▸ **Short exercise**
Copy out all the lines exactly. Omit pictures.

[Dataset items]
━━━━━━━━━━━━━━━━━━━━
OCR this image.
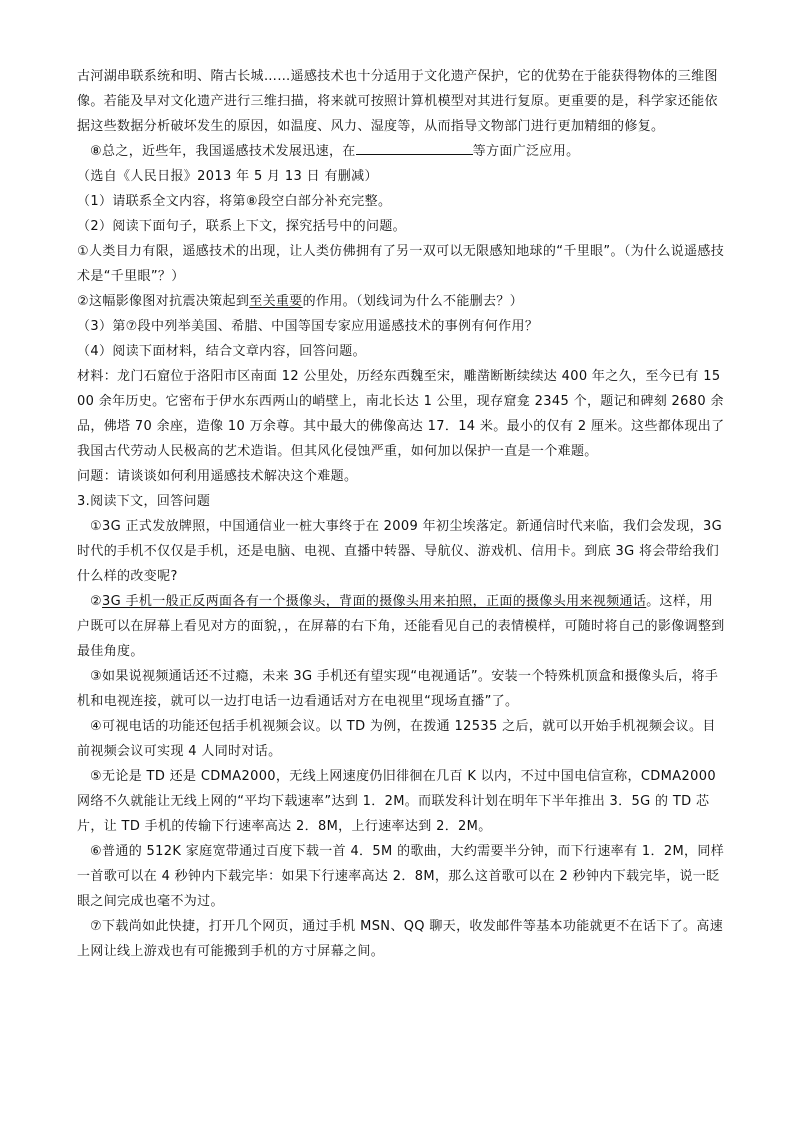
古河湖串联系统和明、隋古长城……遥感技术也十分适用于文化遗产保护，它的优势在于能获得物体的三维图像。若能及早对文化遗产进行三维扫描，将来就可按照计算机模型对其进行复原。更重要的是，科学家还能依据这些数据分析破坏发生的原因，如温度、风力、湿度等，从而指导文物部门进行更加精细的修复。

⑧总之，近些年，我国遥感技术发展迅速，在	等方面广泛应用。

（选自《人民日报》2013 年 5 月 13 日 有删减）

（1）请联系全文内容，将第⑧段空白部分补充完整。

（2）阅读下面句子，联系上下文，探究括号中的问题。

①人类目力有限，遥感技术的出现，让人类仿佛拥有了另一双可以无限感知地球的“千里眼”。（为什么说遥感技术是“千里眼”？）

②这幅影像图对抗震决策起到至关重要的作用。（划线词为什么不能删去？）

（3）第⑦段中列举美国、希腊、中国等国专家应用遥感技术的事例有何作用？

（4）阅读下面材料，结合文章内容，回答问题。

材料：龙门石窟位于洛阳市区南面 12 公里处，历经东西魏至宋，雕凿断断续续达 400 年之久，至今已有 1500 余年历史。它密布于伊水东西两山的峭壁上，南北长达 1 公里，现存窟龛 2345 个，题记和碑刻 2680 余品，佛塔 70 余座，造像 10 万余尊。其中最大的佛像高达 17．14 米。最小的仅有 2 厘米。这些都体现出了我国古代劳动人民极高的艺术造诣。但其风化侵蚀严重，如何加以保护一直是一个难题。

问题：请谈谈如何利用遥感技术解决这个难题。

3.阅读下文，回答问题

①3G 正式发放牌照，中国通信业一桩大事终于在 2009 年初尘埃落定。新通信时代来临，我们会发现，3G 时代的手机不仅仅是手机，还是电脑、电视、直播中转器、导航仪、游戏机、信用卡。到底 3G 将会带给我们什么样的改变呢?

②3G 手机一般正反两面各有一个摄像头，背面的摄像头用来拍照，正面的摄像头用来视频通话。这样，用户既可以在屏幕上看见对方的面貌，，在屏幕的右下角，还能看见自己的表情模样，可随时将自己的影像调整到最佳角度。

③如果说视频通话还不过瘾，未来 3G 手机还有望实现“电视通话”。安装一个特殊机顶盒和摄像头后，将手机和电视连接，就可以一边打电话一边看通话对方在电视里“现场直播”了。

④可视电话的功能还包括手机视频会议。以 TD 为例，在拨通 12535 之后，就可以开始手机视频会议。目前视频会议可实现 4 人同时对话。

⑤无论是 TD 还是 CDMA2000，无线上网速度仍旧徘徊在几百 K 以内，不过中国电信宣称，CDMA2000 网络不久就能让无线上网的“平均下载速率”达到 1．2M。而联发科计划在明年下半年推出 3．5G 的 TD 芯片，让 TD 手机的传输下行速率高达 2．8M，上行速率达到 2．2M。

⑥普通的 512K 家庭宽带通过百度下载一首 4．5M 的歌曲，大约需要半分钟，而下行速率有 1．2M，同样一首歌可以在 4 秒钟内下载完毕：如果下行速率高达 2．8M，那么这首歌可以在 2 秒钟内下载完毕，说一眨眼之间完成也毫不为过。

⑦下载尚如此快捷，打开几个网页，通过手机 MSN、QQ 聊天，收发邮件等基本功能就更不在话下了。高速上网让线上游戏也有可能搬到手机的方寸屏幕之间。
━━━━━━━━━━━━━━━━━━━━
▸ **Result of this task**
OCR this image.
古河湖串联系统和明、隋古长城……遥感技术也十分适用于文化遗产保护，它的优势在于能获得物体的三维图像。若能及早对文化遗产进行三维扫描，将来就可按照计算机模型对其进行复原。更重要的是，科学家还能依据这些数据分析破坏发生的原因，如温度、风力、湿度等，从而指导文物部门进行更加精细的修复。

⑧总之，近些年，我国遥感技术发展迅速，在	等方面广泛应用。

（选自《人民日报》2013 年 5 月 13 日 有删减）

（1）请联系全文内容，将第⑧段空白部分补充完整。

（2）阅读下面句子，联系上下文，探究括号中的问题。

①人类目力有限，遥感技术的出现，让人类仿佛拥有了另一双可以无限感知地球的“千里眼”。（为什么说遥感技术是“千里眼”？）

②这幅影像图对抗震决策起到至关重要的作用。（划线词为什么不能删去？）

（3）第⑦段中列举美国、希腊、中国等国专家应用遥感技术的事例有何作用？

（4）阅读下面材料，结合文章内容，回答问题。

材料：龙门石窟位于洛阳市区南面 12 公里处，历经东西魏至宋，雕凿断断续续达 400 年之久，至今已有 1500 余年历史。它密布于伊水东西两山的峭壁上，南北长达 1 公里，现存窟龛 2345 个，题记和碑刻 2680 余品，佛塔 70 余座，造像 10 万余尊。其中最大的佛像高达 17．14 米。最小的仅有 2 厘米。这些都体现出了我国古代劳动人民极高的艺术造诣。但其风化侵蚀严重，如何加以保护一直是一个难题。

问题：请谈谈如何利用遥感技术解决这个难题。

3.阅读下文，回答问题

①3G 正式发放牌照，中国通信业一桩大事终于在 2009 年初尘埃落定。新通信时代来临，我们会发现，3G 时代的手机不仅仅是手机，还是电脑、电视、直播中转器、导航仪、游戏机、信用卡。到底 3G 将会带给我们什么样的改变呢?

②3G 手机一般正反两面各有一个摄像头，背面的摄像头用来拍照，正面的摄像头用来视频通话。这样，用户既可以在屏幕上看见对方的面貌，，在屏幕的右下角，还能看见自己的表情模样，可随时将自己的影像调整到最佳角度。

③如果说视频通话还不过瘾，未来 3G 手机还有望实现“电视通话”。安装一个特殊机顶盒和摄像头后，将手机和电视连接，就可以一边打电话一边看通话对方在电视里“现场直播”了。

④可视电话的功能还包括手机视频会议。以 TD 为例，在拨通 12535 之后，就可以开始手机视频会议。目前视频会议可实现 4 人同时对话。

⑤无论是 TD 还是 CDMA2000，无线上网速度仍旧徘徊在几百 K 以内，不过中国电信宣称，CDMA2000 网络不久就能让无线上网的“平均下载速率”达到 1．2M。而联发科计划在明年下半年推出 3．5G 的 TD 芯片，让 TD 手机的传输下行速率高达 2．8M，上行速率达到 2．2M。

⑥普通的 512K 家庭宽带通过百度下载一首 4．5M 的歌曲，大约需要半分钟，而下行速率有 1．2M，同样一首歌可以在 4 秒钟内下载完毕：如果下行速率高达 2．8M，那么这首歌可以在 2 秒钟内下载完毕，说一眨眼之间完成也毫不为过。

⑦下载尚如此快捷，打开几个网页，通过手机 MSN、QQ 聊天，收发邮件等基本功能就更不在话下了。高速上网让线上游戏也有可能搬到手机的方寸屏幕之间。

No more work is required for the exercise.